--- Given exercise ---
Exactly as they appear, output all of the records. Skip any images.

--- Given entries ---

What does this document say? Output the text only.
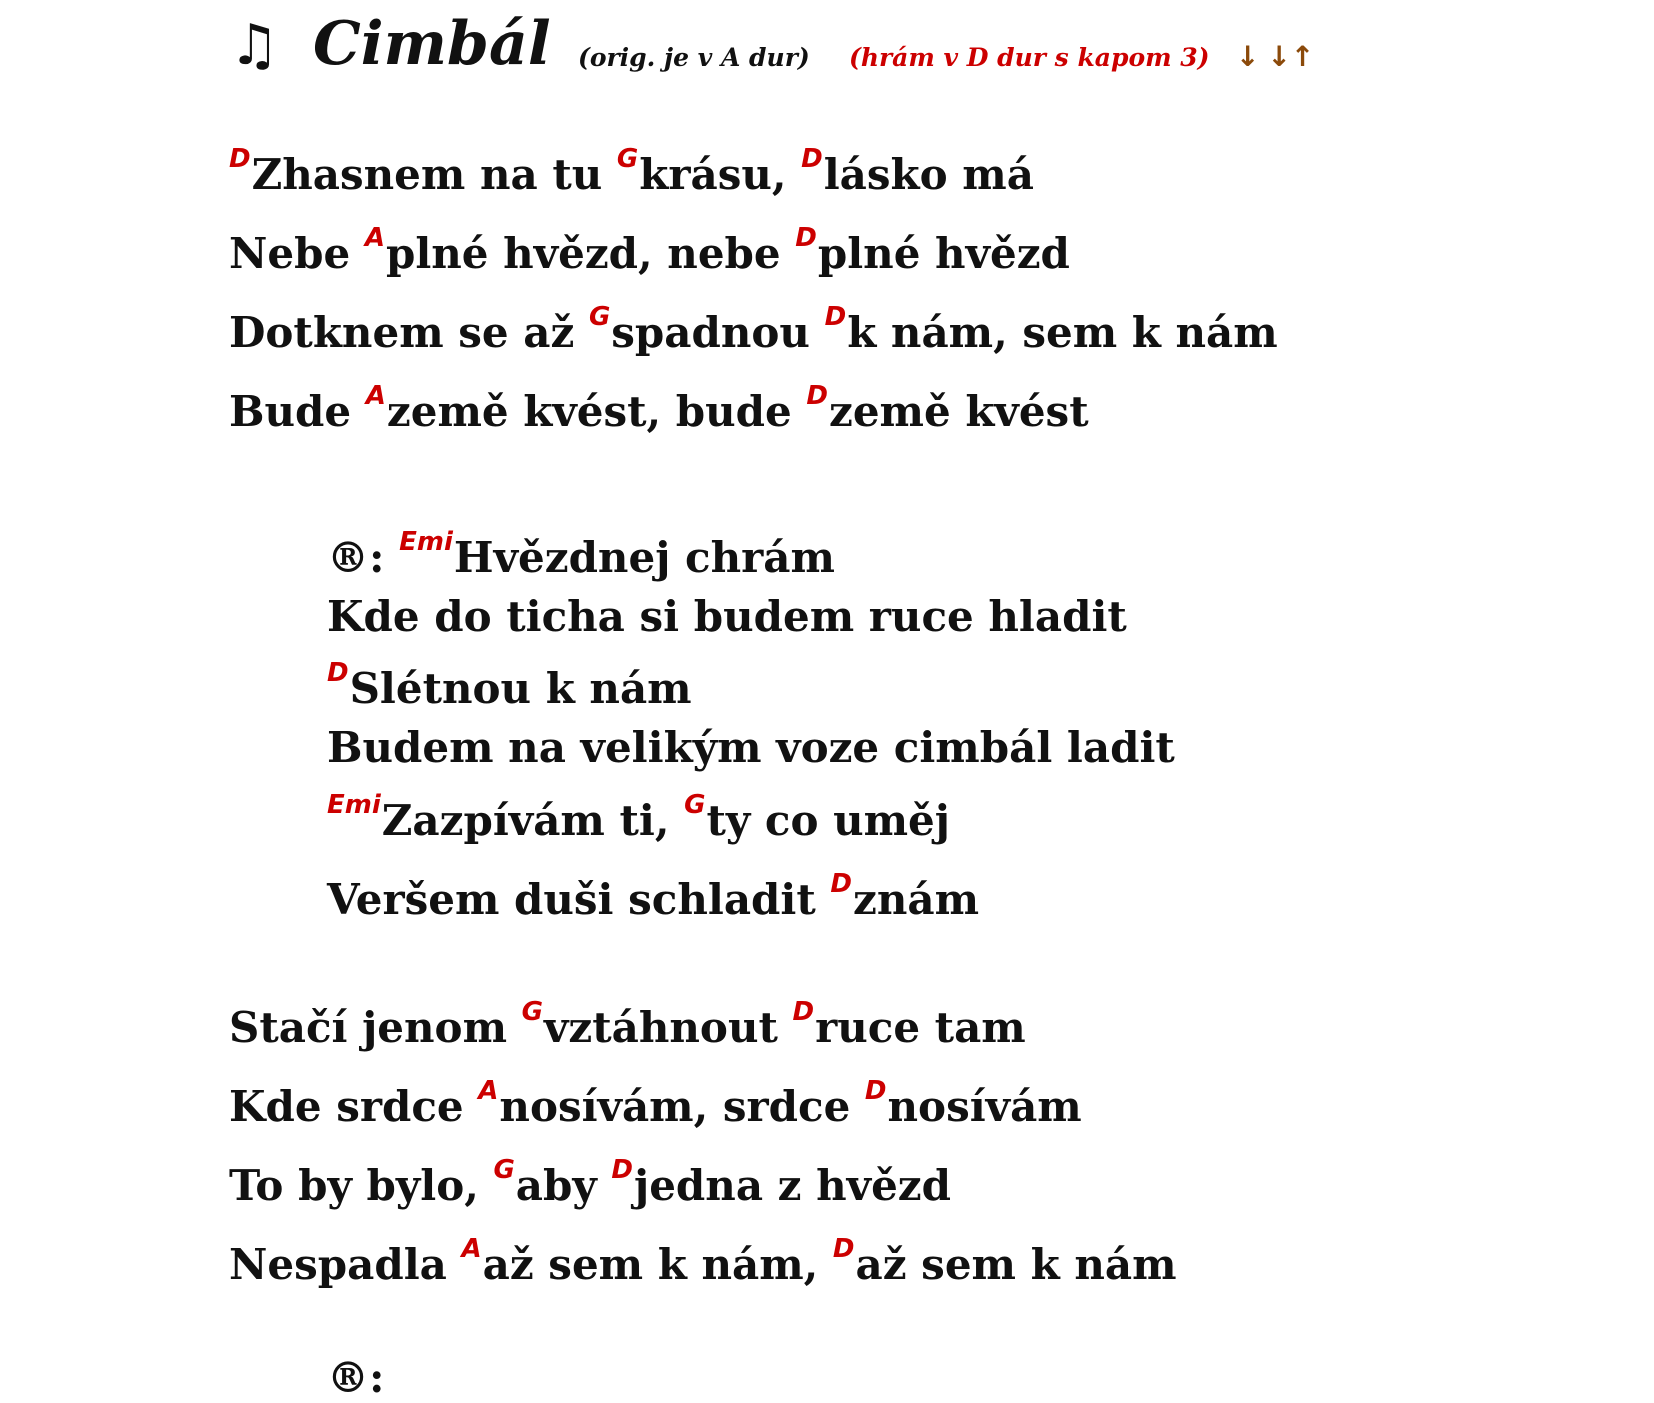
♫ Cimbál (orig. je v A dur) (hrám v D dur s kapom 3) ↓ ↓↑
$^D$Zhasnem na tu $^G$krásu, $^D$lásko má
Nebe $^A$plné hvězd, nebe $^D$plné hvězd
Dotknem se až $^G$spadnou $^D$k nám, sem k nám
Bude $^A$země kvést, bude $^D$země kvést
®: $^{Emi}$Hvězdnej chrám
Kde do ticha si budem ruce hladit
$^D$Slétnou k nám
Budem na velikým voze cimbál ladit
$^{Emi}$Zazpívám ti, $^G$ty co uměj
Veršem duši schladit $^D$znám
Stačí jenom $^G$vztáhnout $^D$ruce tam
Kde srdce $^A$nosívám, srdce $^D$nosívám
To by bylo, $^G$aby $^D$jedna z hvězd
Nespadla $^A$až sem k nám, $^D$až sem k nám
®:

--- Reply to the task ---
What does this document say? Output the text only.
♫ Cimbál (orig. je v A dur) (hrám v D dur s kapom 3) ↓ ↓↑
$^D$Zhasnem na tu $^G$krásu, $^D$lásko má
Nebe $^A$plné hvězd, nebe $^D$plné hvězd
Dotknem se až $^G$spadnou $^D$k nám, sem k nám
Bude $^A$země kvést, bude $^D$země kvést
®: $^{Emi}$Hvězdnej chrám
Kde do ticha si budem ruce hladit
$^D$Slétnou k nám
Budem na velikým voze cimbál ladit
$^{Emi}$Zazpívám ti, $^G$ty co uměj
Veršem duši schladit $^D$znám
Stačí jenom $^G$vztáhnout $^D$ruce tam
Kde srdce $^A$nosívám, srdce $^D$nosívám
To by bylo, $^G$aby $^D$jedna z hvězd
Nespadla $^A$až sem k nám, $^D$až sem k nám
®:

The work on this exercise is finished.